Present the records from their first line up to and including the line with "y-tick-label: 0 bbox=[56, 82, 64, 98]" as a Markdown table with two columns, Row for the row number and Line for the line itself, skipping any blank lines.

# Start of Data for the task

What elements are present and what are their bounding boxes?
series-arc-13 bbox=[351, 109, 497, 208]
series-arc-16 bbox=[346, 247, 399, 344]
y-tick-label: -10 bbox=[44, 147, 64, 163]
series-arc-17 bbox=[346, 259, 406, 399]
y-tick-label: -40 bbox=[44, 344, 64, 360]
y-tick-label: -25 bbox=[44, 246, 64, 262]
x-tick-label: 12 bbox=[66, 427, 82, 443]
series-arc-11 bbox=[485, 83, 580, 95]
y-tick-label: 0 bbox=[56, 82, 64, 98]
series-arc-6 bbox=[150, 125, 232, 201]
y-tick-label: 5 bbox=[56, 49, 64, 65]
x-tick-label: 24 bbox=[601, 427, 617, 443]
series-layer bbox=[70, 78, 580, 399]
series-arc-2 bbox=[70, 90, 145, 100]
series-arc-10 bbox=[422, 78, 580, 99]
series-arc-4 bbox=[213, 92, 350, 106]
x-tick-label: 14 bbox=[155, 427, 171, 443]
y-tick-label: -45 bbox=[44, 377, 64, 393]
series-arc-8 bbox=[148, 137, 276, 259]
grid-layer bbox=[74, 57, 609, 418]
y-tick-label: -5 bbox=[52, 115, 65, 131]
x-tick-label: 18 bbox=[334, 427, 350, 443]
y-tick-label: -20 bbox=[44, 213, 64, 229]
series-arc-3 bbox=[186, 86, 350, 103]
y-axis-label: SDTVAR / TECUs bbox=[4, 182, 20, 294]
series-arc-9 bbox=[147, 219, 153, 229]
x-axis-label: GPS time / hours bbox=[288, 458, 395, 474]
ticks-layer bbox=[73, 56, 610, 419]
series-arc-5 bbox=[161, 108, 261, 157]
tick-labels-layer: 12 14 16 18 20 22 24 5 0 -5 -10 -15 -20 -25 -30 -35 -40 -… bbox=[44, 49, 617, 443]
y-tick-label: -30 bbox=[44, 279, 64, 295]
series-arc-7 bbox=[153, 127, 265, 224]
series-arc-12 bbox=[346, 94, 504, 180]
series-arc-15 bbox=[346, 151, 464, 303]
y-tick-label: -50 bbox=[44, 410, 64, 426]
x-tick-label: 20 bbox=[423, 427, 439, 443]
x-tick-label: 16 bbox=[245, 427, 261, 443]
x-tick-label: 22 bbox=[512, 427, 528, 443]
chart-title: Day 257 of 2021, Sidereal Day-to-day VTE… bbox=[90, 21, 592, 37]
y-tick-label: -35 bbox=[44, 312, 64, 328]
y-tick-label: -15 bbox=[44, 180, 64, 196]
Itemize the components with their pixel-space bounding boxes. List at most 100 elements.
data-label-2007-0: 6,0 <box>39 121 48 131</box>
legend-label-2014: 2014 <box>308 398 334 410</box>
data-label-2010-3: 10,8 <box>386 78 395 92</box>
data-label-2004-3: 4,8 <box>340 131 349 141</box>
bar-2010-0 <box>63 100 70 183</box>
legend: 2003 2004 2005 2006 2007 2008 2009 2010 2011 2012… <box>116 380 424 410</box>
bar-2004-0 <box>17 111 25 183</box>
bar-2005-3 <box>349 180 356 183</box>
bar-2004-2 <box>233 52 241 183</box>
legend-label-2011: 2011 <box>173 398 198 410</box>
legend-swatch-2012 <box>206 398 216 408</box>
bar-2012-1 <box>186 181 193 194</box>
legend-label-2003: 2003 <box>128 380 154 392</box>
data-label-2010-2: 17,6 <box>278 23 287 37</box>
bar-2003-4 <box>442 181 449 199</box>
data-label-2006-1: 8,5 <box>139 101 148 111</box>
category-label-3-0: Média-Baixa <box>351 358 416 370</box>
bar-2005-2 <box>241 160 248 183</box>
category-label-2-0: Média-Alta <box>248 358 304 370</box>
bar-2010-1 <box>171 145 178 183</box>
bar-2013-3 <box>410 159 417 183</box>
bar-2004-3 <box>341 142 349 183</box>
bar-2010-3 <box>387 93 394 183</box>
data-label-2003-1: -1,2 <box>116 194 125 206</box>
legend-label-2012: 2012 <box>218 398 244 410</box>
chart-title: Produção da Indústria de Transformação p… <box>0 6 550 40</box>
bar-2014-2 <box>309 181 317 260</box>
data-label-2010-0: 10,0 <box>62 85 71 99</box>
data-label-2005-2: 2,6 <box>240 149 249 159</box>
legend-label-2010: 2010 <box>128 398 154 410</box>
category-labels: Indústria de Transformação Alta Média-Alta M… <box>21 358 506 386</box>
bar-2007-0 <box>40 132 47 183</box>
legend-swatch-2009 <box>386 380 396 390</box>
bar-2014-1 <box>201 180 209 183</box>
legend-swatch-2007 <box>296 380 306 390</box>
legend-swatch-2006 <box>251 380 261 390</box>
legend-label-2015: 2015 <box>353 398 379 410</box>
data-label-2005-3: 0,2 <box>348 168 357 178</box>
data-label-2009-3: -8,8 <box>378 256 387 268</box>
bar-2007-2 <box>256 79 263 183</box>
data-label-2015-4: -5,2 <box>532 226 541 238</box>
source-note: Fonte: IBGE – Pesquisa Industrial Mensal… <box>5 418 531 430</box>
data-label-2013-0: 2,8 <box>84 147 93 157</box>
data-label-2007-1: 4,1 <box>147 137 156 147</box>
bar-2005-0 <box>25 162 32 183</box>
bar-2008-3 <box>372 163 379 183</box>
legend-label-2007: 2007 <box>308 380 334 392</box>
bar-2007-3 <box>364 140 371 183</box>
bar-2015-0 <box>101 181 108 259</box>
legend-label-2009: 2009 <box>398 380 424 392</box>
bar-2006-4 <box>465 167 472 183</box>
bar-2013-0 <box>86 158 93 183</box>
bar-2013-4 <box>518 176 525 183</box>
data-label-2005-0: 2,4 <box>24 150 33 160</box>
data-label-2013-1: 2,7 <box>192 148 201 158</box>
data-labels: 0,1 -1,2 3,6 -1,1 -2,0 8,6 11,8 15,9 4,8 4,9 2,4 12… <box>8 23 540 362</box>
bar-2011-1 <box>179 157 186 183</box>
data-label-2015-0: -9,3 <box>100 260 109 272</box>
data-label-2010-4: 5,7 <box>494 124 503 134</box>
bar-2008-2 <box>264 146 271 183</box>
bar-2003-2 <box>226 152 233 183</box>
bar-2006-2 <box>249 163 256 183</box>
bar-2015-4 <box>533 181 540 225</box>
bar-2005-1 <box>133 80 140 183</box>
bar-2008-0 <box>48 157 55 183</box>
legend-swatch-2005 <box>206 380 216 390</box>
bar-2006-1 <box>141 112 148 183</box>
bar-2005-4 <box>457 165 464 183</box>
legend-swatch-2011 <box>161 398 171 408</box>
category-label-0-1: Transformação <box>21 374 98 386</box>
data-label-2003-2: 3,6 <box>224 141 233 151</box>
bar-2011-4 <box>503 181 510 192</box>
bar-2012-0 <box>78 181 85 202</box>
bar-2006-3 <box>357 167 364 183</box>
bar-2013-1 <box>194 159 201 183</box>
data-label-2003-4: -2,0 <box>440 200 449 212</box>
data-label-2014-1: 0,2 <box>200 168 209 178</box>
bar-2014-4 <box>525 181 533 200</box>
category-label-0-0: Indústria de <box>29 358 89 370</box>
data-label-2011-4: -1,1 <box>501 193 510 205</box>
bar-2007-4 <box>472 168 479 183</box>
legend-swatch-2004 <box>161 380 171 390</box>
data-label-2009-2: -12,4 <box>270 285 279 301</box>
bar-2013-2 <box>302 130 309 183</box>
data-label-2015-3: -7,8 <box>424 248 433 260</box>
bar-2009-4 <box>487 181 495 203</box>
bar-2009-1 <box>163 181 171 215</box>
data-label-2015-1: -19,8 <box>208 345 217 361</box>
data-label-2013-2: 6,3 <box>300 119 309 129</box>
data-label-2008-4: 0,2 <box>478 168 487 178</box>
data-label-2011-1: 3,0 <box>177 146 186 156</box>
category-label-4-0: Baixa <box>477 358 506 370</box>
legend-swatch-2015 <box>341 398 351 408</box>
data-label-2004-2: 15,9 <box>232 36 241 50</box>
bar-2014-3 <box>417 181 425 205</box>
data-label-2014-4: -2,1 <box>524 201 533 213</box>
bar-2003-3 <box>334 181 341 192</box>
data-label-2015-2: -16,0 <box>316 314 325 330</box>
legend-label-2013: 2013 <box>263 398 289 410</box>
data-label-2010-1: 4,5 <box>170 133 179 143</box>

# End of Data for the task

= Exercise output =
| Row | Line |
|---|---|
| 1 | What elements are present and what are their bounding boxes? |
| 2 | series-arc-13 bbox=[351, 109, 497, 208] |
| 3 | series-arc-16 bbox=[346, 247, 399, 344] |
| 4 | y-tick-label: -10 bbox=[44, 147, 64, 163] |
| 5 | series-arc-17 bbox=[346, 259, 406, 399] |
| 6 | y-tick-label: -40 bbox=[44, 344, 64, 360] |
| 7 | y-tick-label: -25 bbox=[44, 246, 64, 262] |
| 8 | x-tick-label: 12 bbox=[66, 427, 82, 443] |
| 9 | series-arc-11 bbox=[485, 83, 580, 95] |
| 10 | y-tick-label: 0 bbox=[56, 82, 64, 98] |